Extracted data entries

+--

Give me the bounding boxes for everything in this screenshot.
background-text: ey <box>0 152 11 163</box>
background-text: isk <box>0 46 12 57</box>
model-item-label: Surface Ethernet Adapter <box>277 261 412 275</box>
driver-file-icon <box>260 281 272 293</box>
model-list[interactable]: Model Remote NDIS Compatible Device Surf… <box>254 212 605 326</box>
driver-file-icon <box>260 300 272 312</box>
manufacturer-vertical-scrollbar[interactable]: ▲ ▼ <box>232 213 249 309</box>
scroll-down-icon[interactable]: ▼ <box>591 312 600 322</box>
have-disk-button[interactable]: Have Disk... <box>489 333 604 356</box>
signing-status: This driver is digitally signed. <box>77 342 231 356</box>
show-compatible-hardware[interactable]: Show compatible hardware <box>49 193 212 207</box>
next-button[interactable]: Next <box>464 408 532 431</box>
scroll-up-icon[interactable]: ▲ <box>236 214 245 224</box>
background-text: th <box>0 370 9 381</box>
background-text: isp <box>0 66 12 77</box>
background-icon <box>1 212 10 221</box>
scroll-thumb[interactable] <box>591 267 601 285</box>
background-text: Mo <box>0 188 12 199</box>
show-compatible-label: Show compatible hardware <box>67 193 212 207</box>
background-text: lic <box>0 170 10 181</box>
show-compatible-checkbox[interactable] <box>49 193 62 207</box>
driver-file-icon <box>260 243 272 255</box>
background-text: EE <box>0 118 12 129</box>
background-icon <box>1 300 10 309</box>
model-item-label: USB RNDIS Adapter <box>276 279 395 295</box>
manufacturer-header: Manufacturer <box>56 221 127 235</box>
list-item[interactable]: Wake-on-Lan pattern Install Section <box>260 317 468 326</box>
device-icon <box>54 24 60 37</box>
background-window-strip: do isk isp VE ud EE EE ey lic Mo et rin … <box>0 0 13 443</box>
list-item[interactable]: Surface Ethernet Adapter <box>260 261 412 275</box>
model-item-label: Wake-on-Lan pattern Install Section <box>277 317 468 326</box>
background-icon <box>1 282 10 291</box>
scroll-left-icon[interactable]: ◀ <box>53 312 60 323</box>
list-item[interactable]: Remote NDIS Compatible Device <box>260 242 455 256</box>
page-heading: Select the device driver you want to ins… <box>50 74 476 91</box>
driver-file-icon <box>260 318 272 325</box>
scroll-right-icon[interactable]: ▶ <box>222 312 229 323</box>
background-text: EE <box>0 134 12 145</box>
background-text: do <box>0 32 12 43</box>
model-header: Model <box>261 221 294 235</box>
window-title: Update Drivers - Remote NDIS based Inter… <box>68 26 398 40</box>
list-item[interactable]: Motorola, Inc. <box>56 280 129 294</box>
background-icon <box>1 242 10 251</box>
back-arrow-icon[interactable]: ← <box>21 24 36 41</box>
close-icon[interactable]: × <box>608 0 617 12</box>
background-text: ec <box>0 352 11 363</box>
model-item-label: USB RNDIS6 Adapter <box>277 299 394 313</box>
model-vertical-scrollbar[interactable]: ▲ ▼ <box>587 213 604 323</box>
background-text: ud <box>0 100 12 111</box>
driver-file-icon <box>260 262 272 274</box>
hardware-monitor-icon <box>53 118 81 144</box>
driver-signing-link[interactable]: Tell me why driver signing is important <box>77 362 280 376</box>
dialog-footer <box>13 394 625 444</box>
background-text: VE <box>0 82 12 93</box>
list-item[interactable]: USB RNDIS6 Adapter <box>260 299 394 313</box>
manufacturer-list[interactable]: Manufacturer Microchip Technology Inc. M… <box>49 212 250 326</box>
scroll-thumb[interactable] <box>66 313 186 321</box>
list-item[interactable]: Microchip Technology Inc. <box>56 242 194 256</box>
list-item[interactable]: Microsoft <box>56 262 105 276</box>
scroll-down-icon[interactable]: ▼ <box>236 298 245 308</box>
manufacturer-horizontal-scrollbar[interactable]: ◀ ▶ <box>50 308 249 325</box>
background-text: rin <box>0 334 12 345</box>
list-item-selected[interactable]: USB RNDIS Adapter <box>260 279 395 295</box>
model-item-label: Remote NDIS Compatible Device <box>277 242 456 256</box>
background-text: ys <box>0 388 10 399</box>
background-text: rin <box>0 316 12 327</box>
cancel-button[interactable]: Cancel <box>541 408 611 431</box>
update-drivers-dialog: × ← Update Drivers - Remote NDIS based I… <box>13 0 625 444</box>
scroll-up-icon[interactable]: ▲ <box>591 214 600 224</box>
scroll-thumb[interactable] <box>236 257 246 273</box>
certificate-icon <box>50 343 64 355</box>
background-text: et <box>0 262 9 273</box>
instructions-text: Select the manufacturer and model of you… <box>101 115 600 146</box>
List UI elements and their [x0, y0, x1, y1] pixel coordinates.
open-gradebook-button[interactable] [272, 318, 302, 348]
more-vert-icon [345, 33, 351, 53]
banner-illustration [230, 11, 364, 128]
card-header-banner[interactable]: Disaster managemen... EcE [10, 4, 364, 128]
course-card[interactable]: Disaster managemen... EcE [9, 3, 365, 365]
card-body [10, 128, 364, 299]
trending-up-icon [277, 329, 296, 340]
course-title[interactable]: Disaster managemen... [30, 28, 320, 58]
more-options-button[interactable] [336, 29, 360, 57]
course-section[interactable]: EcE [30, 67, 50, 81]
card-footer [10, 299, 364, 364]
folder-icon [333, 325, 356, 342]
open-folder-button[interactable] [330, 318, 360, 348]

+--

> Task to carry out
Can you print all of the records above again, line for line and without a single change?

> Solution
Give me the bounding boxes for everything in this screenshot.
background-text: ey <box>0 152 11 163</box>
background-text: isk <box>0 46 12 57</box>
model-item-label: Surface Ethernet Adapter <box>277 261 412 275</box>
driver-file-icon <box>260 281 272 293</box>
model-list[interactable]: Model Remote NDIS Compatible Device Surf… <box>254 212 605 326</box>
driver-file-icon <box>260 300 272 312</box>
manufacturer-vertical-scrollbar[interactable]: ▲ ▼ <box>232 213 249 309</box>
scroll-down-icon[interactable]: ▼ <box>591 312 600 322</box>
have-disk-button[interactable]: Have Disk... <box>489 333 604 356</box>
signing-status: This driver is digitally signed. <box>77 342 231 356</box>
show-compatible-hardware[interactable]: Show compatible hardware <box>49 193 212 207</box>
next-button[interactable]: Next <box>464 408 532 431</box>
scroll-up-icon[interactable]: ▲ <box>236 214 245 224</box>
background-text: th <box>0 370 9 381</box>
background-text: isp <box>0 66 12 77</box>
background-icon <box>1 212 10 221</box>
scroll-thumb[interactable] <box>591 267 601 285</box>
background-text: Mo <box>0 188 12 199</box>
show-compatible-label: Show compatible hardware <box>67 193 212 207</box>
background-text: lic <box>0 170 10 181</box>
show-compatible-checkbox[interactable] <box>49 193 62 207</box>
driver-file-icon <box>260 243 272 255</box>
background-text: EE <box>0 118 12 129</box>
background-icon <box>1 300 10 309</box>
model-item-label: USB RNDIS Adapter <box>276 279 395 295</box>
manufacturer-header: Manufacturer <box>56 221 127 235</box>
list-item[interactable]: Wake-on-Lan pattern Install Section <box>260 317 468 326</box>
device-icon <box>54 24 60 37</box>
background-window-strip: do isk isp VE ud EE EE ey lic Mo et rin … <box>0 0 13 443</box>
list-item[interactable]: Surface Ethernet Adapter <box>260 261 412 275</box>
model-item-label: Wake-on-Lan pattern Install Section <box>277 317 468 326</box>
background-icon <box>1 282 10 291</box>
scroll-left-icon[interactable]: ◀ <box>53 312 60 323</box>
list-item[interactable]: Remote NDIS Compatible Device <box>260 242 455 256</box>
page-heading: Select the device driver you want to ins… <box>50 74 476 91</box>
driver-file-icon <box>260 318 272 325</box>
scroll-right-icon[interactable]: ▶ <box>222 312 229 323</box>
background-text: EE <box>0 134 12 145</box>
background-text: do <box>0 32 12 43</box>
model-header: Model <box>261 221 294 235</box>
window-title: Update Drivers - Remote NDIS based Inter… <box>68 26 398 40</box>
list-item[interactable]: Motorola, Inc. <box>56 280 129 294</box>
background-icon <box>1 242 10 251</box>
back-arrow-icon[interactable]: ← <box>21 24 36 41</box>
close-icon[interactable]: × <box>608 0 617 12</box>
background-text: ec <box>0 352 11 363</box>
model-item-label: USB RNDIS6 Adapter <box>277 299 394 313</box>
model-vertical-scrollbar[interactable]: ▲ ▼ <box>587 213 604 323</box>
background-text: ud <box>0 100 12 111</box>
driver-file-icon <box>260 262 272 274</box>
hardware-monitor-icon <box>53 118 81 144</box>
driver-signing-link[interactable]: Tell me why driver signing is important <box>77 362 280 376</box>
dialog-footer <box>13 394 625 444</box>
background-text: VE <box>0 82 12 93</box>
list-item[interactable]: USB RNDIS6 Adapter <box>260 299 394 313</box>
manufacturer-list[interactable]: Manufacturer Microchip Technology Inc. M… <box>49 212 250 326</box>
scroll-thumb[interactable] <box>66 313 186 321</box>
list-item[interactable]: Microchip Technology Inc. <box>56 242 194 256</box>
list-item[interactable]: Microsoft <box>56 262 105 276</box>
scroll-down-icon[interactable]: ▼ <box>236 298 245 308</box>
manufacturer-horizontal-scrollbar[interactable]: ◀ ▶ <box>50 308 249 325</box>
background-text: rin <box>0 334 12 345</box>
list-item-selected[interactable]: USB RNDIS Adapter <box>260 279 395 295</box>
model-item-label: Remote NDIS Compatible Device <box>277 242 456 256</box>
background-text: ys <box>0 388 10 399</box>
background-text: rin <box>0 316 12 327</box>
cancel-button[interactable]: Cancel <box>541 408 611 431</box>
update-drivers-dialog: × ← Update Drivers - Remote NDIS based I… <box>13 0 625 444</box>
scroll-up-icon[interactable]: ▲ <box>591 214 600 224</box>
scroll-thumb[interactable] <box>236 257 246 273</box>
certificate-icon <box>50 343 64 355</box>
background-text: et <box>0 262 9 273</box>
instructions-text: Select the manufacturer and model of you… <box>101 115 600 146</box>
List UI elements and their [x0, y0, x1, y1] pixel coordinates.
open-gradebook-button[interactable] [272, 318, 302, 348]
more-vert-icon [345, 33, 351, 53]
banner-illustration [230, 11, 364, 128]
card-header-banner[interactable]: Disaster managemen... EcE [10, 4, 364, 128]
course-card[interactable]: Disaster managemen... EcE [9, 3, 365, 365]
card-body [10, 128, 364, 299]
trending-up-icon [277, 329, 296, 340]
course-title[interactable]: Disaster managemen... [30, 28, 320, 58]
more-options-button[interactable] [336, 29, 360, 57]
course-section[interactable]: EcE [30, 67, 50, 81]
card-footer [10, 299, 364, 364]
folder-icon [333, 325, 356, 342]
open-folder-button[interactable] [330, 318, 360, 348]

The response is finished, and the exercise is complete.